>> Begin Dataset rows

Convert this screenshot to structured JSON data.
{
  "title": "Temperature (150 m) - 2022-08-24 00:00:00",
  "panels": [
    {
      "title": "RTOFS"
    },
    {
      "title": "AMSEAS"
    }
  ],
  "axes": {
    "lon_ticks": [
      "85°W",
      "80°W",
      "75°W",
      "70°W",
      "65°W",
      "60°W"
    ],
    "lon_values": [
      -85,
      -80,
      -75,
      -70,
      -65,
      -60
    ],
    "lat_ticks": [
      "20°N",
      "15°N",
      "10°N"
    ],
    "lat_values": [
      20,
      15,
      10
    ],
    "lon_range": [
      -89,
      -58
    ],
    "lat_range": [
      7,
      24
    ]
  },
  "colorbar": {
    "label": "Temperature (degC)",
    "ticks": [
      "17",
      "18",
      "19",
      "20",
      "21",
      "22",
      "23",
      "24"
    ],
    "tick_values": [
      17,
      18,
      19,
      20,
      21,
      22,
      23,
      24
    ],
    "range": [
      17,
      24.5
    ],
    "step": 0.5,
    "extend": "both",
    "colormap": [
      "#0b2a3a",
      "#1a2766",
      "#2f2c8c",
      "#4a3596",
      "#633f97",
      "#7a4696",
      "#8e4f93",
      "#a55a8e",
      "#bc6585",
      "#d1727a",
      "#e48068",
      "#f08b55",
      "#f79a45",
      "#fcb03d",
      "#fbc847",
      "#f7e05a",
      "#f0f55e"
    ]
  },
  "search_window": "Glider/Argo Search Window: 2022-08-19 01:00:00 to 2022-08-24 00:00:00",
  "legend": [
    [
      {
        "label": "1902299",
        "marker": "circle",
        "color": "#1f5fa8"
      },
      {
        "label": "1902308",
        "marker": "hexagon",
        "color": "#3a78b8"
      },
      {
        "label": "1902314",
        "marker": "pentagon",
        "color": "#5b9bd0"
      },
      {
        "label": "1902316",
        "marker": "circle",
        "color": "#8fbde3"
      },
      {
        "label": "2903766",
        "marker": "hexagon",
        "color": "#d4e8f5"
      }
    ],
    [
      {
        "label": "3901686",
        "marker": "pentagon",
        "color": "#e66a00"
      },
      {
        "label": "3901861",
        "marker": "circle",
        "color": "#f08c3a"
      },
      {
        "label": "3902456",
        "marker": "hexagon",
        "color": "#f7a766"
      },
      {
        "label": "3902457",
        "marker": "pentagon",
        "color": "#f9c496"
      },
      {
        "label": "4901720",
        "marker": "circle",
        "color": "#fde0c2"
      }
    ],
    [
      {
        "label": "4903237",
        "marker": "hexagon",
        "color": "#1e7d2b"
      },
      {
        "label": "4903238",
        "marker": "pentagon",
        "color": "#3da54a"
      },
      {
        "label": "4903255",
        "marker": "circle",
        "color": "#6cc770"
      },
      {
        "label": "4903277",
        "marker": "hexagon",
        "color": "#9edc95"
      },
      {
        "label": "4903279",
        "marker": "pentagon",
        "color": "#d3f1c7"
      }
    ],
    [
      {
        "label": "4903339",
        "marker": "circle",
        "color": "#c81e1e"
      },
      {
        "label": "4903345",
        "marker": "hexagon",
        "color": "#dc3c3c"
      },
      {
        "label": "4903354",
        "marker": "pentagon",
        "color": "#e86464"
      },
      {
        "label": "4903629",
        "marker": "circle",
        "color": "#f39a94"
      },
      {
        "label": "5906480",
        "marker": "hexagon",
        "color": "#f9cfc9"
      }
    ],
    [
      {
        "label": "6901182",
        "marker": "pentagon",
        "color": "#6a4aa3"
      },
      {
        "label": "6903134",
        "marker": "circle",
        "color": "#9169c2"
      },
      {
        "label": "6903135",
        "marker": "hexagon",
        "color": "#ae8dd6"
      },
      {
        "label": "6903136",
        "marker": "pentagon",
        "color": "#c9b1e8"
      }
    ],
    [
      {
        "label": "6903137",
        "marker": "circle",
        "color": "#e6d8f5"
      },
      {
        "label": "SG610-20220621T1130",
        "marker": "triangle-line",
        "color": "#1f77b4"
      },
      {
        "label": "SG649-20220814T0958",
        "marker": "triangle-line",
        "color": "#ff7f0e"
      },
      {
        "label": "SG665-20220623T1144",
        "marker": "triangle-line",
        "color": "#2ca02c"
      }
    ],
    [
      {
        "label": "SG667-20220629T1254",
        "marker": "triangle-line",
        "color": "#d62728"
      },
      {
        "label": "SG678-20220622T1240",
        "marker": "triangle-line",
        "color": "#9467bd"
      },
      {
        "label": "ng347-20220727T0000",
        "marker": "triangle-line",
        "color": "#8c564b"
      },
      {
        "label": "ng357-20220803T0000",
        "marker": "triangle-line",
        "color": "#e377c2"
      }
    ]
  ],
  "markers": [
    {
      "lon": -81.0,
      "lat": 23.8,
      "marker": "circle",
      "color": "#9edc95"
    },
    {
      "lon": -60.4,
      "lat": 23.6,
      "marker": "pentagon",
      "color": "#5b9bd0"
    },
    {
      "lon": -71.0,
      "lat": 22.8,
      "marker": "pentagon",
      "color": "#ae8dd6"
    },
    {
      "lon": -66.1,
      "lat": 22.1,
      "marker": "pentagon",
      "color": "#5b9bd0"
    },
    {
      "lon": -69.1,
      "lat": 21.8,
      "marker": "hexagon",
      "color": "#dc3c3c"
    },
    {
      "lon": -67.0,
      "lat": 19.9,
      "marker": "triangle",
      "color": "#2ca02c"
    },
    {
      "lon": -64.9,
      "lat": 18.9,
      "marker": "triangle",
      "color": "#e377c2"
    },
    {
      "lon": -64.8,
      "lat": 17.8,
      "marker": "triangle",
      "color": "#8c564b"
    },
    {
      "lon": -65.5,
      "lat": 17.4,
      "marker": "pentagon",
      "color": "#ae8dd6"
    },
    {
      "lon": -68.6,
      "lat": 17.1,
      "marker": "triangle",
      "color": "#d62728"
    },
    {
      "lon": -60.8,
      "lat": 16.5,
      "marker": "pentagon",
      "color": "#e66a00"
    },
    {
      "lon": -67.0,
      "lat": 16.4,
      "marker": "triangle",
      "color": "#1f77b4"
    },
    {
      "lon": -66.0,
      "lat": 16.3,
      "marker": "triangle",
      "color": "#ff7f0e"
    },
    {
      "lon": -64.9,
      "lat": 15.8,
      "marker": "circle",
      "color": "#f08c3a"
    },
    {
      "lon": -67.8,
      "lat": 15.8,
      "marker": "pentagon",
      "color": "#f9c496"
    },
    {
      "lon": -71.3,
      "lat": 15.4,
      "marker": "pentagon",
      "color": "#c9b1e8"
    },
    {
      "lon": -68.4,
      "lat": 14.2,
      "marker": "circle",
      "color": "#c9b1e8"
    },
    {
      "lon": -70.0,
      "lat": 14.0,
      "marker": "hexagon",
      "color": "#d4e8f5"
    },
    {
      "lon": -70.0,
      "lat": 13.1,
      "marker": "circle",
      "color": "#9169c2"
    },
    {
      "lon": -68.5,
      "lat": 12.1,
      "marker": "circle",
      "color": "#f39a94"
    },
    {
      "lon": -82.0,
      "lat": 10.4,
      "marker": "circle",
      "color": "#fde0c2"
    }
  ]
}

>> End Dataset rows

### What the task requires
Retype all of the entries precisely as they are.

### Solution to this problem
Convert this screenshot to structured JSON data.
{
  "title": "Temperature (150 m) - 2022-08-24 00:00:00",
  "panels": [
    {
      "title": "RTOFS"
    },
    {
      "title": "AMSEAS"
    }
  ],
  "axes": {
    "lon_ticks": [
      "85°W",
      "80°W",
      "75°W",
      "70°W",
      "65°W",
      "60°W"
    ],
    "lon_values": [
      -85,
      -80,
      -75,
      -70,
      -65,
      -60
    ],
    "lat_ticks": [
      "20°N",
      "15°N",
      "10°N"
    ],
    "lat_values": [
      20,
      15,
      10
    ],
    "lon_range": [
      -89,
      -58
    ],
    "lat_range": [
      7,
      24
    ]
  },
  "colorbar": {
    "label": "Temperature (degC)",
    "ticks": [
      "17",
      "18",
      "19",
      "20",
      "21",
      "22",
      "23",
      "24"
    ],
    "tick_values": [
      17,
      18,
      19,
      20,
      21,
      22,
      23,
      24
    ],
    "range": [
      17,
      24.5
    ],
    "step": 0.5,
    "extend": "both",
    "colormap": [
      "#0b2a3a",
      "#1a2766",
      "#2f2c8c",
      "#4a3596",
      "#633f97",
      "#7a4696",
      "#8e4f93",
      "#a55a8e",
      "#bc6585",
      "#d1727a",
      "#e48068",
      "#f08b55",
      "#f79a45",
      "#fcb03d",
      "#fbc847",
      "#f7e05a",
      "#f0f55e"
    ]
  },
  "search_window": "Glider/Argo Search Window: 2022-08-19 01:00:00 to 2022-08-24 00:00:00",
  "legend": [
    [
      {
        "label": "1902299",
        "marker": "circle",
        "color": "#1f5fa8"
      },
      {
        "label": "1902308",
        "marker": "hexagon",
        "color": "#3a78b8"
      },
      {
        "label": "1902314",
        "marker": "pentagon",
        "color": "#5b9bd0"
      },
      {
        "label": "1902316",
        "marker": "circle",
        "color": "#8fbde3"
      },
      {
        "label": "2903766",
        "marker": "hexagon",
        "color": "#d4e8f5"
      }
    ],
    [
      {
        "label": "3901686",
        "marker": "pentagon",
        "color": "#e66a00"
      },
      {
        "label": "3901861",
        "marker": "circle",
        "color": "#f08c3a"
      },
      {
        "label": "3902456",
        "marker": "hexagon",
        "color": "#f7a766"
      },
      {
        "label": "3902457",
        "marker": "pentagon",
        "color": "#f9c496"
      },
      {
        "label": "4901720",
        "marker": "circle",
        "color": "#fde0c2"
      }
    ],
    [
      {
        "label": "4903237",
        "marker": "hexagon",
        "color": "#1e7d2b"
      },
      {
        "label": "4903238",
        "marker": "pentagon",
        "color": "#3da54a"
      },
      {
        "label": "4903255",
        "marker": "circle",
        "color": "#6cc770"
      },
      {
        "label": "4903277",
        "marker": "hexagon",
        "color": "#9edc95"
      },
      {
        "label": "4903279",
        "marker": "pentagon",
        "color": "#d3f1c7"
      }
    ],
    [
      {
        "label": "4903339",
        "marker": "circle",
        "color": "#c81e1e"
      },
      {
        "label": "4903345",
        "marker": "hexagon",
        "color": "#dc3c3c"
      },
      {
        "label": "4903354",
        "marker": "pentagon",
        "color": "#e86464"
      },
      {
        "label": "4903629",
        "marker": "circle",
        "color": "#f39a94"
      },
      {
        "label": "5906480",
        "marker": "hexagon",
        "color": "#f9cfc9"
      }
    ],
    [
      {
        "label": "6901182",
        "marker": "pentagon",
        "color": "#6a4aa3"
      },
      {
        "label": "6903134",
        "marker": "circle",
        "color": "#9169c2"
      },
      {
        "label": "6903135",
        "marker": "hexagon",
        "color": "#ae8dd6"
      },
      {
        "label": "6903136",
        "marker": "pentagon",
        "color": "#c9b1e8"
      }
    ],
    [
      {
        "label": "6903137",
        "marker": "circle",
        "color": "#e6d8f5"
      },
      {
        "label": "SG610-20220621T1130",
        "marker": "triangle-line",
        "color": "#1f77b4"
      },
      {
        "label": "SG649-20220814T0958",
        "marker": "triangle-line",
        "color": "#ff7f0e"
      },
      {
        "label": "SG665-20220623T1144",
        "marker": "triangle-line",
        "color": "#2ca02c"
      }
    ],
    [
      {
        "label": "SG667-20220629T1254",
        "marker": "triangle-line",
        "color": "#d62728"
      },
      {
        "label": "SG678-20220622T1240",
        "marker": "triangle-line",
        "color": "#9467bd"
      },
      {
        "label": "ng347-20220727T0000",
        "marker": "triangle-line",
        "color": "#8c564b"
      },
      {
        "label": "ng357-20220803T0000",
        "marker": "triangle-line",
        "color": "#e377c2"
      }
    ]
  ],
  "markers": [
    {
      "lon": -81.0,
      "lat": 23.8,
      "marker": "circle",
      "color": "#9edc95"
    },
    {
      "lon": -60.4,
      "lat": 23.6,
      "marker": "pentagon",
      "color": "#5b9bd0"
    },
    {
      "lon": -71.0,
      "lat": 22.8,
      "marker": "pentagon",
      "color": "#ae8dd6"
    },
    {
      "lon": -66.1,
      "lat": 22.1,
      "marker": "pentagon",
      "color": "#5b9bd0"
    },
    {
      "lon": -69.1,
      "lat": 21.8,
      "marker": "hexagon",
      "color": "#dc3c3c"
    },
    {
      "lon": -67.0,
      "lat": 19.9,
      "marker": "triangle",
      "color": "#2ca02c"
    },
    {
      "lon": -64.9,
      "lat": 18.9,
      "marker": "triangle",
      "color": "#e377c2"
    },
    {
      "lon": -64.8,
      "lat": 17.8,
      "marker": "triangle",
      "color": "#8c564b"
    },
    {
      "lon": -65.5,
      "lat": 17.4,
      "marker": "pentagon",
      "color": "#ae8dd6"
    },
    {
      "lon": -68.6,
      "lat": 17.1,
      "marker": "triangle",
      "color": "#d62728"
    },
    {
      "lon": -60.8,
      "lat": 16.5,
      "marker": "pentagon",
      "color": "#e66a00"
    },
    {
      "lon": -67.0,
      "lat": 16.4,
      "marker": "triangle",
      "color": "#1f77b4"
    },
    {
      "lon": -66.0,
      "lat": 16.3,
      "marker": "triangle",
      "color": "#ff7f0e"
    },
    {
      "lon": -64.9,
      "lat": 15.8,
      "marker": "circle",
      "color": "#f08c3a"
    },
    {
      "lon": -67.8,
      "lat": 15.8,
      "marker": "pentagon",
      "color": "#f9c496"
    },
    {
      "lon": -71.3,
      "lat": 15.4,
      "marker": "pentagon",
      "color": "#c9b1e8"
    },
    {
      "lon": -68.4,
      "lat": 14.2,
      "marker": "circle",
      "color": "#c9b1e8"
    },
    {
      "lon": -70.0,
      "lat": 14.0,
      "marker": "hexagon",
      "color": "#d4e8f5"
    },
    {
      "lon": -70.0,
      "lat": 13.1,
      "marker": "circle",
      "color": "#9169c2"
    },
    {
      "lon": -68.5,
      "lat": 12.1,
      "marker": "circle",
      "color": "#f39a94"
    },
    {
      "lon": -82.0,
      "lat": 10.4,
      "marker": "circle",
      "color": "#fde0c2"
    }
  ]
}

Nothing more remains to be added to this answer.